▼▼▼
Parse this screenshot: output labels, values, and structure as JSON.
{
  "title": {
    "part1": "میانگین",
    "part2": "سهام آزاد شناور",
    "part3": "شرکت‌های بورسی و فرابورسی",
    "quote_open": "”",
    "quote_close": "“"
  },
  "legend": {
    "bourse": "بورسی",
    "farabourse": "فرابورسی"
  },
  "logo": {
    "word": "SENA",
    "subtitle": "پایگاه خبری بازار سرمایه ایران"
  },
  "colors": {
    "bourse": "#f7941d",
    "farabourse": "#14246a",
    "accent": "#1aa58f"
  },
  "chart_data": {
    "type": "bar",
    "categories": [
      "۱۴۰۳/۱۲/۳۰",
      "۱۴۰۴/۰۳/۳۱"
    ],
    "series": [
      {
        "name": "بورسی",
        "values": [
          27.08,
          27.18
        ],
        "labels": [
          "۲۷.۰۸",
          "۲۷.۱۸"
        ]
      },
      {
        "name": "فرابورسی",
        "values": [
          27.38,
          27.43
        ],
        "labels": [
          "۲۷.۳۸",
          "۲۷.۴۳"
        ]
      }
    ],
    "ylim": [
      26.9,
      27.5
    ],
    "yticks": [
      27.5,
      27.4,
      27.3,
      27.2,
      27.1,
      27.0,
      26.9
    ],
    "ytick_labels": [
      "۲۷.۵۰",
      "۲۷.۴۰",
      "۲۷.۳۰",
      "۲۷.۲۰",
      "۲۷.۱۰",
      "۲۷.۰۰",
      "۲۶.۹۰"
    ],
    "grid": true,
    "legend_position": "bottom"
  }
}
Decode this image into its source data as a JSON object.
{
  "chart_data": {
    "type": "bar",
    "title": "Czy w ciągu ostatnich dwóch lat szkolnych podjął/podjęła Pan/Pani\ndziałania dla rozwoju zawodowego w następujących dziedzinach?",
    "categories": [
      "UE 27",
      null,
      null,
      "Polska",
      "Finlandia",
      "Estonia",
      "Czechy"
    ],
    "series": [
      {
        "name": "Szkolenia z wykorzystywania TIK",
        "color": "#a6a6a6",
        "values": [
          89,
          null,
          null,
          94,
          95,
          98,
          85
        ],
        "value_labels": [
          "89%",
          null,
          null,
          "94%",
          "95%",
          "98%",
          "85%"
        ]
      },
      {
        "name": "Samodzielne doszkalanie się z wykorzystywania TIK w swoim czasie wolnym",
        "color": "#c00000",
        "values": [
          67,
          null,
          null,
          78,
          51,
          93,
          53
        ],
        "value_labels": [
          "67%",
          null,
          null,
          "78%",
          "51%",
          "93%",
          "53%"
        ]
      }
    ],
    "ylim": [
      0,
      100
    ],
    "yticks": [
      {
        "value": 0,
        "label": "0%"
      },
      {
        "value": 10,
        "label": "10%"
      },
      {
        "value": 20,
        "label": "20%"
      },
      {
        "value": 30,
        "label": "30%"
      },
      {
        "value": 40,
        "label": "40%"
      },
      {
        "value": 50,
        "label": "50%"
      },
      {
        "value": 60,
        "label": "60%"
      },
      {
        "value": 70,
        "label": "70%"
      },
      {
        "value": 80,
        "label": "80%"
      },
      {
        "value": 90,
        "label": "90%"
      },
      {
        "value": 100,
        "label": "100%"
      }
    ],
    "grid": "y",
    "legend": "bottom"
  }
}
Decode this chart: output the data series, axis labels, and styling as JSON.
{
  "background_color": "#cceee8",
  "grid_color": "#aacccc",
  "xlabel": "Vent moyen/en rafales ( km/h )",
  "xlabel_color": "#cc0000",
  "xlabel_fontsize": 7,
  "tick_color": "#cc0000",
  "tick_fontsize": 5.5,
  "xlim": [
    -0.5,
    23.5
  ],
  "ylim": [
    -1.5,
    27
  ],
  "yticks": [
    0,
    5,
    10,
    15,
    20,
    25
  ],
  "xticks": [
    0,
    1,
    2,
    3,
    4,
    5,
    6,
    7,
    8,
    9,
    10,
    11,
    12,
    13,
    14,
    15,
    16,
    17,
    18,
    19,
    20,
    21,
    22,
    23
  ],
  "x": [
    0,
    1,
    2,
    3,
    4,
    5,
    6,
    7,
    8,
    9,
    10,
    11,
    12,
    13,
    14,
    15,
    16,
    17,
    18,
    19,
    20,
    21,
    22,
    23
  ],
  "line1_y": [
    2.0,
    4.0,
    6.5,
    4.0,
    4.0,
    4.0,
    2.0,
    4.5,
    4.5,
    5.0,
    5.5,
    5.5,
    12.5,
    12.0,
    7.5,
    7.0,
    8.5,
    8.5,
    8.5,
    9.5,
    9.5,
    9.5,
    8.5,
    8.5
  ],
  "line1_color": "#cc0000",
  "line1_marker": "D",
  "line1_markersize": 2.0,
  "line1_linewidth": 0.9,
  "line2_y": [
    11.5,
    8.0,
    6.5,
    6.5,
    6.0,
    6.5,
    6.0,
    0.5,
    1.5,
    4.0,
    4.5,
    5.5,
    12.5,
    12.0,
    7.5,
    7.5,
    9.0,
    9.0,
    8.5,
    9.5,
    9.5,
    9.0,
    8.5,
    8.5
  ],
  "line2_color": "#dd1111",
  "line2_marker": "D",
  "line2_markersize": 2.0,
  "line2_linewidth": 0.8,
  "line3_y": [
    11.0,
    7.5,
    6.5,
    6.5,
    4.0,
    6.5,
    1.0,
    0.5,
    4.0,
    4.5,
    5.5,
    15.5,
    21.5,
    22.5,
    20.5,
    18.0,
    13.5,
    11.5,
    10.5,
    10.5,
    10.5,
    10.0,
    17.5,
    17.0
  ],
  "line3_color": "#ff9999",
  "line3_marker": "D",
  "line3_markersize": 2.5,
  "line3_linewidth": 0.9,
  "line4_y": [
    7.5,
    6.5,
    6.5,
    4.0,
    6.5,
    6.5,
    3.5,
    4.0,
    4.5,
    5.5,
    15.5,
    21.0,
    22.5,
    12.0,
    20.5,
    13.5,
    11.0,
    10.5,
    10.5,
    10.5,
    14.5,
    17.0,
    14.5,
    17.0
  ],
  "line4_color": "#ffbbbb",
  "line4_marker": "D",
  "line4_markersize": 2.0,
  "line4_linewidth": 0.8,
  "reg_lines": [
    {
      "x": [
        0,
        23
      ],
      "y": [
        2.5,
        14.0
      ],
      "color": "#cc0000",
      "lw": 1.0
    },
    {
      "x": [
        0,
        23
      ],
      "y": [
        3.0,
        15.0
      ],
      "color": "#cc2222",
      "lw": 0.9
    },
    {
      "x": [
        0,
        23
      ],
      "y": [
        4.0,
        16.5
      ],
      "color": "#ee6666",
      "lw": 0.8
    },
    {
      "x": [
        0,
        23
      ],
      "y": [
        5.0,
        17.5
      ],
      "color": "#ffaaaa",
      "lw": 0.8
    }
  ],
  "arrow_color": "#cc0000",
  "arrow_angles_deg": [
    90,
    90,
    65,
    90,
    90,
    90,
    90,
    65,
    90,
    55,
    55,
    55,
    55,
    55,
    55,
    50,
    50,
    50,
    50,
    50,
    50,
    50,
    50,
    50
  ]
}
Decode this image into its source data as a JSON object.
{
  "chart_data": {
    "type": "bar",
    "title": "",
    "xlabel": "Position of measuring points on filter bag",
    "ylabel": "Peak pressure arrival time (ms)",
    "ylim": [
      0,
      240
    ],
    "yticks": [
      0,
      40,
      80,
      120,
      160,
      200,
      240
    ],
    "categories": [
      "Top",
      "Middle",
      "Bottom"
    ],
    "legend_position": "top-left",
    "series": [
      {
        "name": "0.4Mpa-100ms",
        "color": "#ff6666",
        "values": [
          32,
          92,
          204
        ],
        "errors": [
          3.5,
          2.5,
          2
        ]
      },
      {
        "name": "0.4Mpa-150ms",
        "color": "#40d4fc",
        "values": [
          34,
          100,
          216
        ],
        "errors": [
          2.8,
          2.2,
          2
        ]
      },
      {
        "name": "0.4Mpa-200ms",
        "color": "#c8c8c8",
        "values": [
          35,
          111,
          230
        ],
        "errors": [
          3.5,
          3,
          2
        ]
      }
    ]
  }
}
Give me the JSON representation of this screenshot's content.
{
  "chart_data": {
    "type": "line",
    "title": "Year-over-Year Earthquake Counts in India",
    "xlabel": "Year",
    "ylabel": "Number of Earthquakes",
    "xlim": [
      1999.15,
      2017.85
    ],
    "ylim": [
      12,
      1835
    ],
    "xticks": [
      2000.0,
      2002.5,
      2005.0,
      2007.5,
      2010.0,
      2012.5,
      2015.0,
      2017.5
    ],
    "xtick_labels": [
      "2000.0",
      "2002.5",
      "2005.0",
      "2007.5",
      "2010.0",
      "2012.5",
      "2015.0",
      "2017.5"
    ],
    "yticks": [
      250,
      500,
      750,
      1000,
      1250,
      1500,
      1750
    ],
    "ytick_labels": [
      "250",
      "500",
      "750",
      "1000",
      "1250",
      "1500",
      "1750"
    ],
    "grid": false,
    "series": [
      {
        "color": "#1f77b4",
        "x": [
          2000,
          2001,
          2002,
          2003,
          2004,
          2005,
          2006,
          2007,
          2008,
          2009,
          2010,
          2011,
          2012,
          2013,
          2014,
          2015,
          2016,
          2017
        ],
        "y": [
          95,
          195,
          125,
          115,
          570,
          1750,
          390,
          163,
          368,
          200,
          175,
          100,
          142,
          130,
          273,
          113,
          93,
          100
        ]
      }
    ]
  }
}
▲▲▲
*Exercise brief:* Could you give again exactly the lines from the line containing "Give me the" through the final line of the data above, and no others?

*Solution:*
Give me the JSON representation of this screenshot's content.
{
  "chart_data": {
    "type": "line",
    "title": "Year-over-Year Earthquake Counts in India",
    "xlabel": "Year",
    "ylabel": "Number of Earthquakes",
    "xlim": [
      1999.15,
      2017.85
    ],
    "ylim": [
      12,
      1835
    ],
    "xticks": [
      2000.0,
      2002.5,
      2005.0,
      2007.5,
      2010.0,
      2012.5,
      2015.0,
      2017.5
    ],
    "xtick_labels": [
      "2000.0",
      "2002.5",
      "2005.0",
      "2007.5",
      "2010.0",
      "2012.5",
      "2015.0",
      "2017.5"
    ],
    "yticks": [
      250,
      500,
      750,
      1000,
      1250,
      1500,
      1750
    ],
    "ytick_labels": [
      "250",
      "500",
      "750",
      "1000",
      "1250",
      "1500",
      "1750"
    ],
    "grid": false,
    "series": [
      {
        "color": "#1f77b4",
        "x": [
          2000,
          2001,
          2002,
          2003,
          2004,
          2005,
          2006,
          2007,
          2008,
          2009,
          2010,
          2011,
          2012,
          2013,
          2014,
          2015,
          2016,
          2017
        ],
        "y": [
          95,
          195,
          125,
          115,
          570,
          1750,
          390,
          163,
          368,
          200,
          175,
          100,
          142,
          130,
          273,
          113,
          93,
          100
        ]
      }
    ]
  }
}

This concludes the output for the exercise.